### [Exercise description]
The reply should hold every record, copied exactly, and none of the pictures.

(Records excerpted from a collection)
----------------
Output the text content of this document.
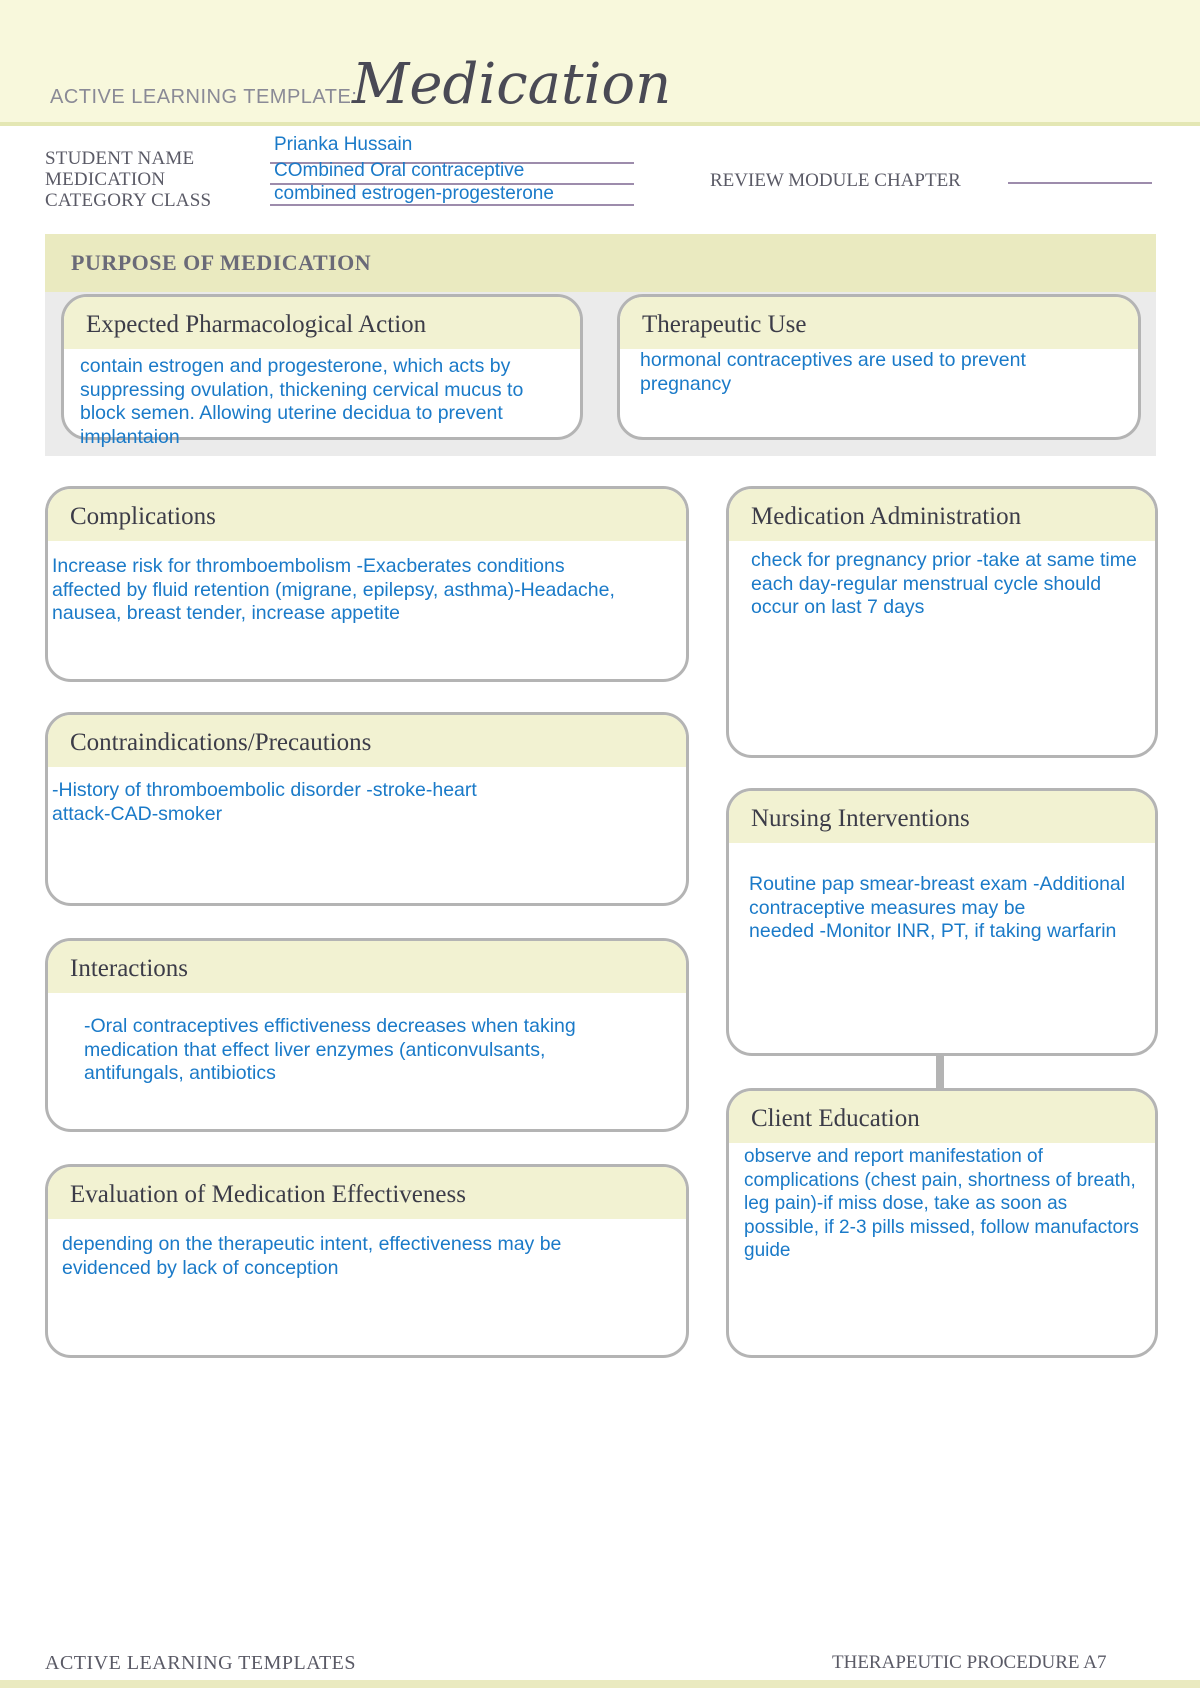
ACTIVE LEARNING TEMPLATE:
Medication
STUDENT NAME
Prianka Hussain
MEDICATION	COmbined Oral contraceptive
CATEGORY CLASS	combined estrogen-progesterone
REVIEW MODULE CHAPTER
PURPOSE OF MEDICATION
Expected Pharmacological Action
contain estrogen and progesterone, which acts by
suppressing ovulation, thickening cervical mucus to
block semen. Allowing uterine decidua to prevent
implantaion
Therapeutic Use
hormonal contraceptives are used to prevent
pregnancy
Complications
Increase risk for thromboembolism -Exacberates conditions
affected by fluid retention (migrane, epilepsy, asthma)-Headache,
nausea, breast tender, increase appetite
Contraindications/Precautions
-History of thromboembolic disorder -stroke-heart
attack-CAD-smoker
Interactions
-Oral contraceptives effictiveness decreases when taking
medication that effect liver enzymes (anticonvulsants,
antifungals, antibiotics
Evaluation of Medication Effectiveness
depending on the therapeutic intent, effectiveness may be
evidenced by lack of conception
Medication Administration
check for pregnancy prior -take at same time
each day-regular menstrual cycle should
occur on last 7 days
Nursing Interventions
Routine pap smear-breast exam -Additional
contraceptive measures may be
needed -Monitor INR, PT, if taking warfarin
Client Education
observe and report manifestation of
complications (chest pain, shortness of breath,
leg pain)-if miss dose, take as soon as
possible, if 2-3 pills missed, follow manufactors
guide
ACTIVE LEARNING TEMPLATES	THERAPEUTIC PROCEDURE A7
----------------
### [Result of this task]
Output the text content of this document.
ACTIVE LEARNING TEMPLATE:
Medication
STUDENT NAME
Prianka Hussain
MEDICATION	COmbined Oral contraceptive
CATEGORY CLASS	combined estrogen-progesterone
REVIEW MODULE CHAPTER
PURPOSE OF MEDICATION
Expected Pharmacological Action
contain estrogen and progesterone, which acts by
suppressing ovulation, thickening cervical mucus to
block semen. Allowing uterine decidua to prevent
implantaion
Therapeutic Use
hormonal contraceptives are used to prevent
pregnancy
Complications
Increase risk for thromboembolism -Exacberates conditions
affected by fluid retention (migrane, epilepsy, asthma)-Headache,
nausea, breast tender, increase appetite
Contraindications/Precautions
-History of thromboembolic disorder -stroke-heart
attack-CAD-smoker
Interactions
-Oral contraceptives effictiveness decreases when taking
medication that effect liver enzymes (anticonvulsants,
antifungals, antibiotics
Evaluation of Medication Effectiveness
depending on the therapeutic intent, effectiveness may be
evidenced by lack of conception
Medication Administration
check for pregnancy prior -take at same time
each day-regular menstrual cycle should
occur on last 7 days
Nursing Interventions
Routine pap smear-breast exam -Additional
contraceptive measures may be
needed -Monitor INR, PT, if taking warfarin
Client Education
observe and report manifestation of
complications (chest pain, shortness of breath,
leg pain)-if miss dose, take as soon as
possible, if 2-3 pills missed, follow manufactors
guide
ACTIVE LEARNING TEMPLATES	THERAPEUTIC PROCEDURE A7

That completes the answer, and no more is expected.